> _TASK REQUIREMENTS_:
Each line that holds the word "sublabel" is to be identified and copied.

> _EXTRACTED INFORMATION_:
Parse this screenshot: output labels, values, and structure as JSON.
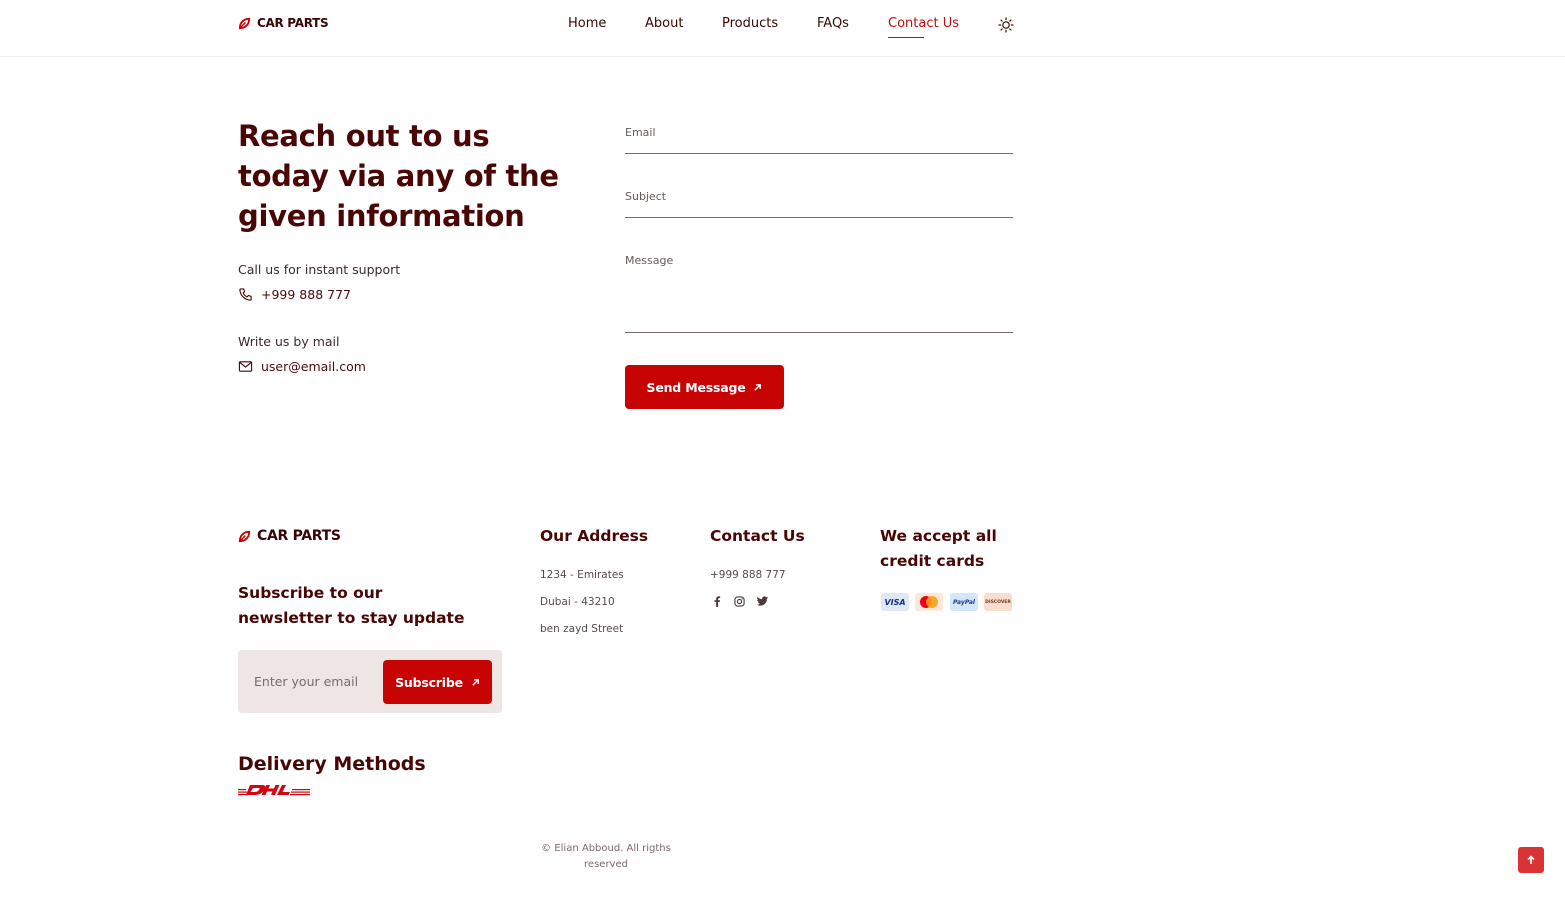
{
  "header": {
    "brand": "CAR PARTS",
    "nav": [
      {
        "label": "Home",
        "active": false
      },
      {
        "label": "About",
        "active": false
      },
      {
        "label": "Products",
        "active": false
      },
      {
        "label": "FAQs",
        "active": false
      },
      {
        "label": "Contact Us",
        "active": true
      }
    ],
    "theme_icon": "sun-icon"
  },
  "contact": {
    "title": "Reach out to us today via any of the given information",
    "call_label": "Call us for instant support",
    "phone": "+999 888 777",
    "mail_label": "Write us by mail",
    "email": "user@email.com",
    "form": {
      "email_placeholder": "Email",
      "subject_placeholder": "Subject",
      "message_placeholder": "Message",
      "send_label": "Send Message"
    }
  },
  "footer": {
    "brand": "CAR PARTS",
    "newsletter_heading": "Subscribe to our newsletter to stay update",
    "newsletter_placeholder": "Enter your email",
    "subscribe_label": "Subscribe",
    "address_heading": "Our Address",
    "address_lines": [
      "1234 - Emirates",
      "Dubai - 43210",
      "ben zayd Street"
    ],
    "contact_heading": "Contact Us",
    "contact_phone": "+999 888 777",
    "social_icons": [
      "facebook-icon",
      "instagram-icon",
      "twitter-icon"
    ],
    "cards_heading": "We accept all credit cards",
    "cards": [
      "VISA",
      "Mastercard",
      "PayPal",
      "DISCOVER"
    ],
    "delivery_heading": "Delivery Methods",
    "delivery_logo": "DHL",
    "copyright": "© Elian Abboud. All rigths reserved"
  },
  "colors": {
    "accent": "#c80303",
    "heading": "#4a0505",
    "newsletter_bg": "#ede6e4"
  }
}
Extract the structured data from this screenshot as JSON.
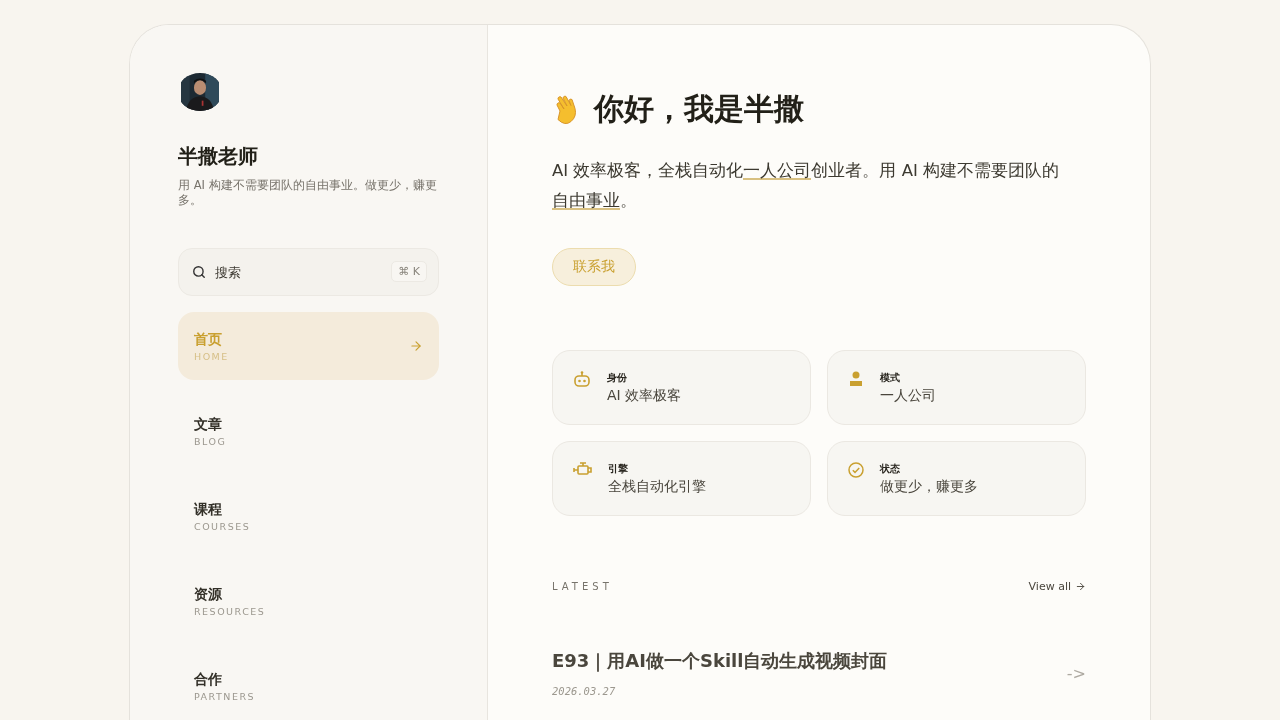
{
  "profile": {
    "name": "半撒老师",
    "tagline": "用 AI 构建不需要团队的自由事业。做更少，赚更多。"
  },
  "search": {
    "placeholder": "搜索",
    "shortcut": "⌘ K"
  },
  "nav": [
    {
      "label": "首页",
      "sublabel": "HOME",
      "selected": true
    },
    {
      "label": "文章",
      "sublabel": "BLOG",
      "selected": false
    },
    {
      "label": "课程",
      "sublabel": "COURSES",
      "selected": false
    },
    {
      "label": "资源",
      "sublabel": "RESOURCES",
      "selected": false
    },
    {
      "label": "合作",
      "sublabel": "PARTNERS",
      "selected": false
    }
  ],
  "hero": {
    "title": "你好，我是半撒",
    "intro": [
      {
        "text": "AI 效率极客，全栈自动化",
        "underline": false
      },
      {
        "text": "一人公司",
        "underline": true
      },
      {
        "text": "创业者。用 AI 构建不需要团队的",
        "underline": false
      },
      {
        "text": "自由事业",
        "underline": true
      },
      {
        "text": "。",
        "underline": false
      }
    ],
    "contact_button": "联系我"
  },
  "facts": [
    {
      "kind": "robot",
      "label": "身份",
      "value": "AI 效率极客"
    },
    {
      "kind": "person",
      "label": "模式",
      "value": "一人公司"
    },
    {
      "kind": "engine",
      "label": "引擎",
      "value": "全栈自动化引擎"
    },
    {
      "kind": "check",
      "label": "状态",
      "value": "做更少，赚更多"
    }
  ],
  "latest": {
    "heading": "LATEST",
    "view_all": "View all",
    "posts": [
      {
        "title": "E93｜用AI做一个Skill自动生成视频封面",
        "date": "2026.03.27",
        "arrow": "->"
      }
    ]
  }
}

> _WRITTEN SOLUTION_:
      "sublabel": "HOME",
      "sublabel": "BLOG",
      "sublabel": "COURSES",
      "sublabel": "RESOURCES",
      "sublabel": "PARTNERS",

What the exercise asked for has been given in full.